▶ **What to produce**:
Repeat every line of the material, character for character.
[Begin Data supplied]
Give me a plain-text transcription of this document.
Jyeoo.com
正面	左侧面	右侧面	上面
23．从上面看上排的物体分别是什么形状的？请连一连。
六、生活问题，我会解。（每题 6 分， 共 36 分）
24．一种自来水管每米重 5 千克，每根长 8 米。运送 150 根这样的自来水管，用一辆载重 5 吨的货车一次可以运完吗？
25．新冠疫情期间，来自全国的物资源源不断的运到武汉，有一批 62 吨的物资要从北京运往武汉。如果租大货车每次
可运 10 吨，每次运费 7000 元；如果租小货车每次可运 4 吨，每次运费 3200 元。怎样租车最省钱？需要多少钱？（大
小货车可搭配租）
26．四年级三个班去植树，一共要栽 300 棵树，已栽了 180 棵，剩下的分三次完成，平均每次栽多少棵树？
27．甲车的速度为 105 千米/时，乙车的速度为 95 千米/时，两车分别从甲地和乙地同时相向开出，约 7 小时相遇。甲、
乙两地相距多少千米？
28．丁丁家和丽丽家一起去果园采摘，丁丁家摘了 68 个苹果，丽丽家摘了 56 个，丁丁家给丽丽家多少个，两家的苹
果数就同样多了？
[End Data supplied]
▶ **Output for this task**:
Give me a plain-text transcription of this document.
Jyeoo.com
正面	左侧面	右侧面	上面
23．从上面看上排的物体分别是什么形状的？请连一连。
六、生活问题，我会解。（每题 6 分， 共 36 分）
24．一种自来水管每米重 5 千克，每根长 8 米。运送 150 根这样的自来水管，用一辆载重 5 吨的货车一次可以运完吗？
25．新冠疫情期间，来自全国的物资源源不断的运到武汉，有一批 62 吨的物资要从北京运往武汉。如果租大货车每次
可运 10 吨，每次运费 7000 元；如果租小货车每次可运 4 吨，每次运费 3200 元。怎样租车最省钱？需要多少钱？（大
小货车可搭配租）
26．四年级三个班去植树，一共要栽 300 棵树，已栽了 180 棵，剩下的分三次完成，平均每次栽多少棵树？
27．甲车的速度为 105 千米/时，乙车的速度为 95 千米/时，两车分别从甲地和乙地同时相向开出，约 7 小时相遇。甲、
乙两地相距多少千米？
28．丁丁家和丽丽家一起去果园采摘，丁丁家摘了 68 个苹果，丽丽家摘了 56 个，丁丁家给丽丽家多少个，两家的苹
果数就同样多了？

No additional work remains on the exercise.